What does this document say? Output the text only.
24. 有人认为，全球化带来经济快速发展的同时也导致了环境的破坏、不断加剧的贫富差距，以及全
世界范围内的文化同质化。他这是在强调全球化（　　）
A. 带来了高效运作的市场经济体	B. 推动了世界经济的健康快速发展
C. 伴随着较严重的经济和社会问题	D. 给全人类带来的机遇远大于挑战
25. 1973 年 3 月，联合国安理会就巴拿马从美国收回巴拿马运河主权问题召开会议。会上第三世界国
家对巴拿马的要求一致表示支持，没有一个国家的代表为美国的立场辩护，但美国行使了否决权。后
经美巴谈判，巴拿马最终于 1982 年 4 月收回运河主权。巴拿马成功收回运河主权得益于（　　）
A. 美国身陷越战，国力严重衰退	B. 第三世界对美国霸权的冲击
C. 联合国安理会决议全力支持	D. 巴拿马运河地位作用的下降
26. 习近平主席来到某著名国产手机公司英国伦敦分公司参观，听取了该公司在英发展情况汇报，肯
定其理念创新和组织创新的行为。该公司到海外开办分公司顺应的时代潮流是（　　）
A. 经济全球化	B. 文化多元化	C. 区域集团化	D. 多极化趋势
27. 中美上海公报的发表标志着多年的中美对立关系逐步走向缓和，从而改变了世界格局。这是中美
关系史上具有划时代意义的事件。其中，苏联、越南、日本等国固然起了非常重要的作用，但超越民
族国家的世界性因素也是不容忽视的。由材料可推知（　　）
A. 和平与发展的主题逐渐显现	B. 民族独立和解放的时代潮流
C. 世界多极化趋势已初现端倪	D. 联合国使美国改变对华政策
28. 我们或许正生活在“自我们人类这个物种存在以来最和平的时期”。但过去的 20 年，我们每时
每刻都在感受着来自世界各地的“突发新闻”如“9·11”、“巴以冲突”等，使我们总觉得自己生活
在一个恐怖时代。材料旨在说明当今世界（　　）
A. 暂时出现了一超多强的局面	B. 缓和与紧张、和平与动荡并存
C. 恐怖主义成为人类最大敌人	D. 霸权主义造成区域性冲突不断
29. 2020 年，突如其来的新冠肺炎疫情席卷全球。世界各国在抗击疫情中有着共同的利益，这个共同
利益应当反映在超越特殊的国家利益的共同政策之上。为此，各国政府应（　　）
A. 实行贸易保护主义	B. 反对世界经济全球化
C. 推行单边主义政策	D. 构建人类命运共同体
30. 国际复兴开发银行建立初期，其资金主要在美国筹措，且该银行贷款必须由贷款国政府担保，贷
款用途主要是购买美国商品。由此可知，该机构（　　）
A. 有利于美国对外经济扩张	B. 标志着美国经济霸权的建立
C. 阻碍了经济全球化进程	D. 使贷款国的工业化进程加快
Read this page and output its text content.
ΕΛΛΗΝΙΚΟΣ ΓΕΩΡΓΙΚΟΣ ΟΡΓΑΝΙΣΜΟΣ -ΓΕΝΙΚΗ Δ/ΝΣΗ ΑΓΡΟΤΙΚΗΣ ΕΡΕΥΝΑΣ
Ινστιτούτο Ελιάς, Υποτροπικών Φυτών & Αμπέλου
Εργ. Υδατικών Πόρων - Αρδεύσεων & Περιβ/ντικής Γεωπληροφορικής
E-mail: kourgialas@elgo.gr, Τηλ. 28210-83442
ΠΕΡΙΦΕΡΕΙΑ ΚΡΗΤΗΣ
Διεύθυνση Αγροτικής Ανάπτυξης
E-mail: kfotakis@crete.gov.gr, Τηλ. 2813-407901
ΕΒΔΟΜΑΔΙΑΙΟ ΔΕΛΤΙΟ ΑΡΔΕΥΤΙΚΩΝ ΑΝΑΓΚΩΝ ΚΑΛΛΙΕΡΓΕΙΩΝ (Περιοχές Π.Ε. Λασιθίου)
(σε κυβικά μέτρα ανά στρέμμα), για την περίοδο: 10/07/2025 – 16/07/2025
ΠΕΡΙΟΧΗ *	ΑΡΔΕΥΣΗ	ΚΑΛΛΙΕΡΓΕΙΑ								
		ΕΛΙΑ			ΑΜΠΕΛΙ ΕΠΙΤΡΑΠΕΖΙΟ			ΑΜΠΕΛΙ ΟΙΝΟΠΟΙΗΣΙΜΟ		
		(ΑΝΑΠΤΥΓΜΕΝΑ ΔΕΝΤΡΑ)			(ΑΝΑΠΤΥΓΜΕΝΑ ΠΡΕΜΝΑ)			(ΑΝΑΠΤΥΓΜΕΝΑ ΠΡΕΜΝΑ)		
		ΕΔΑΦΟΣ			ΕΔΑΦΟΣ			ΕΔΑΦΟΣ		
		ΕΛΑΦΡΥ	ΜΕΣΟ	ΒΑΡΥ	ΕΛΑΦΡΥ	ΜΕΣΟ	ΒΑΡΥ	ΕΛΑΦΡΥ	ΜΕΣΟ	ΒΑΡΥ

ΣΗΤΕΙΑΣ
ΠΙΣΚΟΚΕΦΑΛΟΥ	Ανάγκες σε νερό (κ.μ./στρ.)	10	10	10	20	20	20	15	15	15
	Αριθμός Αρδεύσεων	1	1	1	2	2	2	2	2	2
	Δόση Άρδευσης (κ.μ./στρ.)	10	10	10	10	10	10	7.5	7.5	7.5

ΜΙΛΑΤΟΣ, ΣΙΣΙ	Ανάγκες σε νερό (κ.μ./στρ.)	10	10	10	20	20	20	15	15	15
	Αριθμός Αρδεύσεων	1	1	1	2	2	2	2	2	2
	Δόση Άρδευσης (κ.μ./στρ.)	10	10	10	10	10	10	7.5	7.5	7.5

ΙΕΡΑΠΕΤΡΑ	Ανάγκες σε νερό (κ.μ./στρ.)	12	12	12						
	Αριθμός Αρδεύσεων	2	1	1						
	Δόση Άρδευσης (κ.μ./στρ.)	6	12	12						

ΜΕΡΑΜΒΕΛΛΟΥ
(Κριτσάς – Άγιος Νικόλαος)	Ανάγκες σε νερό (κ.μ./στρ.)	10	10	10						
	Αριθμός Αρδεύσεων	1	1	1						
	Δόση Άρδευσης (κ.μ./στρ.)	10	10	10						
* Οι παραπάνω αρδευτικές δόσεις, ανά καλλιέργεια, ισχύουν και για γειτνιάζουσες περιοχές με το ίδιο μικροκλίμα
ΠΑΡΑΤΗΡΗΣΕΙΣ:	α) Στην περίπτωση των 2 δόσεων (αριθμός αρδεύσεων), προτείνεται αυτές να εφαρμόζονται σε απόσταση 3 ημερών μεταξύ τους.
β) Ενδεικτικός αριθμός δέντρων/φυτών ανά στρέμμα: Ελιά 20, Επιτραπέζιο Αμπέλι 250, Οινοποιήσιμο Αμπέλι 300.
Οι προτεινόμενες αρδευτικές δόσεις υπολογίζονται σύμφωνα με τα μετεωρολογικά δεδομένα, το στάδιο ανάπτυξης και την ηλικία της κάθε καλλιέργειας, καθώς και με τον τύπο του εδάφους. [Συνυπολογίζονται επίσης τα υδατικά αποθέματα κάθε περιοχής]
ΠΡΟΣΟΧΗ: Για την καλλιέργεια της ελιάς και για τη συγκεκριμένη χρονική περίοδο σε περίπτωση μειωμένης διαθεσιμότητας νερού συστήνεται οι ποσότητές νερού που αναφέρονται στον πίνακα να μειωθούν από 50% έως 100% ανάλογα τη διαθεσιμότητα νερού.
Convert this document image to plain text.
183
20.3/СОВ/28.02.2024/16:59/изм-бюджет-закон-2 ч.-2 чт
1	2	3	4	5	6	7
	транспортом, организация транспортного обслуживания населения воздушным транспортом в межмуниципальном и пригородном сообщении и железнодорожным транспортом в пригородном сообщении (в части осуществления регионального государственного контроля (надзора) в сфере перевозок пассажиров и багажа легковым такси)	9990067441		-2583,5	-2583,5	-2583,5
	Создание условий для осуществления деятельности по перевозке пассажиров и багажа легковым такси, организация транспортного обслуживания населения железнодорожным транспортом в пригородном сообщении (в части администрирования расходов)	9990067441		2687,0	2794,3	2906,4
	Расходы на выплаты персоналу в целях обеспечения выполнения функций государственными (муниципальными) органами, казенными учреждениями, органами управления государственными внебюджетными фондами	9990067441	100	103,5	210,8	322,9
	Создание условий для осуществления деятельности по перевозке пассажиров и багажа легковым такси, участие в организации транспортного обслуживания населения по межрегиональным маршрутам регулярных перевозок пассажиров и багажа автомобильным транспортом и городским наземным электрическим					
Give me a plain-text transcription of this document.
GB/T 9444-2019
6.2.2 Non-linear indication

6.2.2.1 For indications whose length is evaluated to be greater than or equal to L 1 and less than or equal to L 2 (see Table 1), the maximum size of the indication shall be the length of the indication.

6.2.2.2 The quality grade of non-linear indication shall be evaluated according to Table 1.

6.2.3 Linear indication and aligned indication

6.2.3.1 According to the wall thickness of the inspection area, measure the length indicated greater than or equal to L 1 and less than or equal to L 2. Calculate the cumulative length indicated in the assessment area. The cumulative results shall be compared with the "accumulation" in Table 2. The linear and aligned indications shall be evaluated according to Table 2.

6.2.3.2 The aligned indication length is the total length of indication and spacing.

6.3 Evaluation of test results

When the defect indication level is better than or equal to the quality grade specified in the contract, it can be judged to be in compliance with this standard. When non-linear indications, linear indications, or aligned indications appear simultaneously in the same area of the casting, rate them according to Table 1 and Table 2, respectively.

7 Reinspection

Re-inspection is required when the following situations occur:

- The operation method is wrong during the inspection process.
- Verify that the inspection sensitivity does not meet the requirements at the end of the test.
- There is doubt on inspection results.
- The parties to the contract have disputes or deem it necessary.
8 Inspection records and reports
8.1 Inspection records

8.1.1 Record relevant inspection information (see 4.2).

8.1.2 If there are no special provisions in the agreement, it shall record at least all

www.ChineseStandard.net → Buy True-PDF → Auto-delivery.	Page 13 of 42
::::
▸ **THE PROBLEM**
From the listing above, copy out each line where the word "this" appears.

▸ **TASK RESPONSE**
What does this document say? Output the text only.
Read this page and output its text content.
Convert this document image to plain text.
Give me a plain-text transcription of this document.
When the defect indication level is better than or equal to the quality grade specified in the contract, it can be judged to be in compliance with this standard. When non-linear indications, linear indications, or aligned indications appear simultaneously in the same area of the casting, rate them according to Table 1 and Table 2, respectively.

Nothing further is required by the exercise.